- _Given instruction_
Wherever the word "marker" appears in the entries, copy the whole line.

____ Dataset content

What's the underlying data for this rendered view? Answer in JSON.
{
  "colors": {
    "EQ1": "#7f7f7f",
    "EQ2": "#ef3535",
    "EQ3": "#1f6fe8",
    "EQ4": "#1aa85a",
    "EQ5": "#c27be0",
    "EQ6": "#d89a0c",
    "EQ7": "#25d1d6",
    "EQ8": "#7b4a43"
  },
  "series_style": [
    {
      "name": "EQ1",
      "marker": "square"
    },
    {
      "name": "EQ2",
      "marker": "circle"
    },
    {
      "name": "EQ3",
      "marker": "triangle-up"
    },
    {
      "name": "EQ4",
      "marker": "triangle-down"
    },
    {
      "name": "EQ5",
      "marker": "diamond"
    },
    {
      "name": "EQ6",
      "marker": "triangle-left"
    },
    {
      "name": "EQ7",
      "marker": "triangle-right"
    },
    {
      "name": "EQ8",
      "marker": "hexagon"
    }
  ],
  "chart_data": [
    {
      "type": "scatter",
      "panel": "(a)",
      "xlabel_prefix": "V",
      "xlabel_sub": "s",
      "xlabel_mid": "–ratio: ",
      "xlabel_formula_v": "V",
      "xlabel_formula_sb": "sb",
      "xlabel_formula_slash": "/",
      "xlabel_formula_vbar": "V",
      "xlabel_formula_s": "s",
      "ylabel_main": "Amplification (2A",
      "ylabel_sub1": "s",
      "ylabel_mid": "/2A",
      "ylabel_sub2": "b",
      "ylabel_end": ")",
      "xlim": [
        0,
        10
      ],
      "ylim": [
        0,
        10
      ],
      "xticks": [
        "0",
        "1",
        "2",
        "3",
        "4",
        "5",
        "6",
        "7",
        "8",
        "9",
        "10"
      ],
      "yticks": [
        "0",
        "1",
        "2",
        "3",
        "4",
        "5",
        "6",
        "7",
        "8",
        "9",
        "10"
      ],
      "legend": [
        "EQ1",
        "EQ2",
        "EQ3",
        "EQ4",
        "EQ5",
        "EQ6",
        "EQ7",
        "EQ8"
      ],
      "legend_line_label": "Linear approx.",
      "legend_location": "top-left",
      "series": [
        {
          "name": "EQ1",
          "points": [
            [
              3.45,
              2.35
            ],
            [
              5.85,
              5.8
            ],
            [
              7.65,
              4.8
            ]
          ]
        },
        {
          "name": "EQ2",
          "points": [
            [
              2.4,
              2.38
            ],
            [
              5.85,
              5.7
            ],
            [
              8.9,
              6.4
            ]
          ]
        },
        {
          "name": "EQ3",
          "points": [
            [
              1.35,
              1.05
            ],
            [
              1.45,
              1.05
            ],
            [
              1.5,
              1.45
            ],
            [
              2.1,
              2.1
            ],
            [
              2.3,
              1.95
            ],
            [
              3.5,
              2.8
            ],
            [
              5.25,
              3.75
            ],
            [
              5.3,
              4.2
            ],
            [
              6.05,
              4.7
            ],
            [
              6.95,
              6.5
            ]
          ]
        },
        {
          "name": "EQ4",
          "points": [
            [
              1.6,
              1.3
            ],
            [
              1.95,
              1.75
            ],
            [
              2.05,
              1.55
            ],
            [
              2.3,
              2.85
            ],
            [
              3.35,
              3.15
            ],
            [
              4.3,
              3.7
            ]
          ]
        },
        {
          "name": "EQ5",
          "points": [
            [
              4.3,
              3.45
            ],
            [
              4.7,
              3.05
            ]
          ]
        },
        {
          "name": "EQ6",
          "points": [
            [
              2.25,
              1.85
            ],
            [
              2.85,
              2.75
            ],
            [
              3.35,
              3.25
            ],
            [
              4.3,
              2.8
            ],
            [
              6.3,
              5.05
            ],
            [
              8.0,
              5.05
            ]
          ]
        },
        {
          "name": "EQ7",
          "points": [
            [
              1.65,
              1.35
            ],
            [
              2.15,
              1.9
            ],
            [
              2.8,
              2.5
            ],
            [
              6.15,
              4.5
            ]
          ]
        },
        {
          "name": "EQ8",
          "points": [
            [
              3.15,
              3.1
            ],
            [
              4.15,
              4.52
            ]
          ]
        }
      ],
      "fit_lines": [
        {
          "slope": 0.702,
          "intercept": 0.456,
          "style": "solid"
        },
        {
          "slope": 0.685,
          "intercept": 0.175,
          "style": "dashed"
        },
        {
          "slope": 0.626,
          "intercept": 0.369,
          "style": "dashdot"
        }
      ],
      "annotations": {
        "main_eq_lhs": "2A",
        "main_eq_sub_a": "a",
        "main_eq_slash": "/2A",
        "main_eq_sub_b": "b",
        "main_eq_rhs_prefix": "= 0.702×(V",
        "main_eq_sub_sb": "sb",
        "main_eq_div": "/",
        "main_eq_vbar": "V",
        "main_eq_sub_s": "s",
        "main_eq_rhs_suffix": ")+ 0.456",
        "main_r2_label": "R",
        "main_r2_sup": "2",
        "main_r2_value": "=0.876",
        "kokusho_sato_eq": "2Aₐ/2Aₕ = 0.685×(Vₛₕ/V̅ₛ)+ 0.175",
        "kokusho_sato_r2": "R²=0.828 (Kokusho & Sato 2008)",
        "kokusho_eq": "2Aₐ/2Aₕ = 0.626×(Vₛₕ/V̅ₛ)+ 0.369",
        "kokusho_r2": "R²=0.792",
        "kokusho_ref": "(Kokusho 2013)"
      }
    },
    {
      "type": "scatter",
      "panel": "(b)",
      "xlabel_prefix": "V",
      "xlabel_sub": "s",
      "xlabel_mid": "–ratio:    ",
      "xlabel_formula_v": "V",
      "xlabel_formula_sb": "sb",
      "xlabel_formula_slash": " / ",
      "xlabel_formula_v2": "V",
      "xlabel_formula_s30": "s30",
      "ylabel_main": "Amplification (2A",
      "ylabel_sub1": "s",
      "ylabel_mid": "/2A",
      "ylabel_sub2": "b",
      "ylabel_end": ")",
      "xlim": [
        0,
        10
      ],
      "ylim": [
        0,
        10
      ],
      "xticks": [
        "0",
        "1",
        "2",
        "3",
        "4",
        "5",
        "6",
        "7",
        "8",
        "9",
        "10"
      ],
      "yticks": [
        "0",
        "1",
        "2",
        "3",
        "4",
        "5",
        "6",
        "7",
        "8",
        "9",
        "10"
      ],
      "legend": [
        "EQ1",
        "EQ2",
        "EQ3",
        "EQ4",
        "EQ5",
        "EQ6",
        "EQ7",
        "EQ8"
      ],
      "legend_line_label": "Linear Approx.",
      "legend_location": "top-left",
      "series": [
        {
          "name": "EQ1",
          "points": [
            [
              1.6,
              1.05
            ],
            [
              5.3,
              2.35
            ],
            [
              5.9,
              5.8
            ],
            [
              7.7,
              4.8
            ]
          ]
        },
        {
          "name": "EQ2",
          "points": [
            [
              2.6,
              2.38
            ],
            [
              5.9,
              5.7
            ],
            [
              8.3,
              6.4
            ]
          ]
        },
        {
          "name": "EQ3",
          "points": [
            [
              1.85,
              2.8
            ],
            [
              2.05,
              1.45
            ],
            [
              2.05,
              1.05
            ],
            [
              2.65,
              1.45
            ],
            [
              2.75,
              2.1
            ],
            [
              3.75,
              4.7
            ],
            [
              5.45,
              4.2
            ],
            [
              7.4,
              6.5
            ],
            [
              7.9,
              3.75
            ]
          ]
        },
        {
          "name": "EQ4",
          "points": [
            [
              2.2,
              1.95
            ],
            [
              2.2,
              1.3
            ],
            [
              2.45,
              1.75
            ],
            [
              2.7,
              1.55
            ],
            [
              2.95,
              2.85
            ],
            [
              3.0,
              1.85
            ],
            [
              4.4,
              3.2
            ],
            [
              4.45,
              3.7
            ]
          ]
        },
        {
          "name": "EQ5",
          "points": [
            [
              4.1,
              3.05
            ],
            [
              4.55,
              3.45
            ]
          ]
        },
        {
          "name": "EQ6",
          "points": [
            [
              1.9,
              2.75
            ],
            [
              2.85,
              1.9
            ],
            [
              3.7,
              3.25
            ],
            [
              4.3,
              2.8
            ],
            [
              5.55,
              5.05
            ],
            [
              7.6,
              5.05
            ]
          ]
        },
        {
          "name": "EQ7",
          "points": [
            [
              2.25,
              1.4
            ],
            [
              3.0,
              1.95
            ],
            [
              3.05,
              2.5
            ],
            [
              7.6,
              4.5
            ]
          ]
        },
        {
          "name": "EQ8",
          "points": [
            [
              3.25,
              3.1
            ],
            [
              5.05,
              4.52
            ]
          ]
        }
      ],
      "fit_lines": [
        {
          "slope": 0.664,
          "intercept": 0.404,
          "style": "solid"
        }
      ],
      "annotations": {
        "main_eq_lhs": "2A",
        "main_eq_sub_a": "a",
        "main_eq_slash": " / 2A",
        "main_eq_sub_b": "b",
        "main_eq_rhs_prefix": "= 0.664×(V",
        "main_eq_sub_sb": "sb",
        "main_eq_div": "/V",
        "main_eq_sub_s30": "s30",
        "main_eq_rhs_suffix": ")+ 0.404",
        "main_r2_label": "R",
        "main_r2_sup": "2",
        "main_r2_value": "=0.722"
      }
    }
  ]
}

________

- _Written response_
      "marker": "square"
      "marker": "circle"
      "marker": "triangle-up"
      "marker": "triangle-down"
      "marker": "diamond"
      "marker": "triangle-left"
      "marker": "triangle-right"
      "marker": "hexagon"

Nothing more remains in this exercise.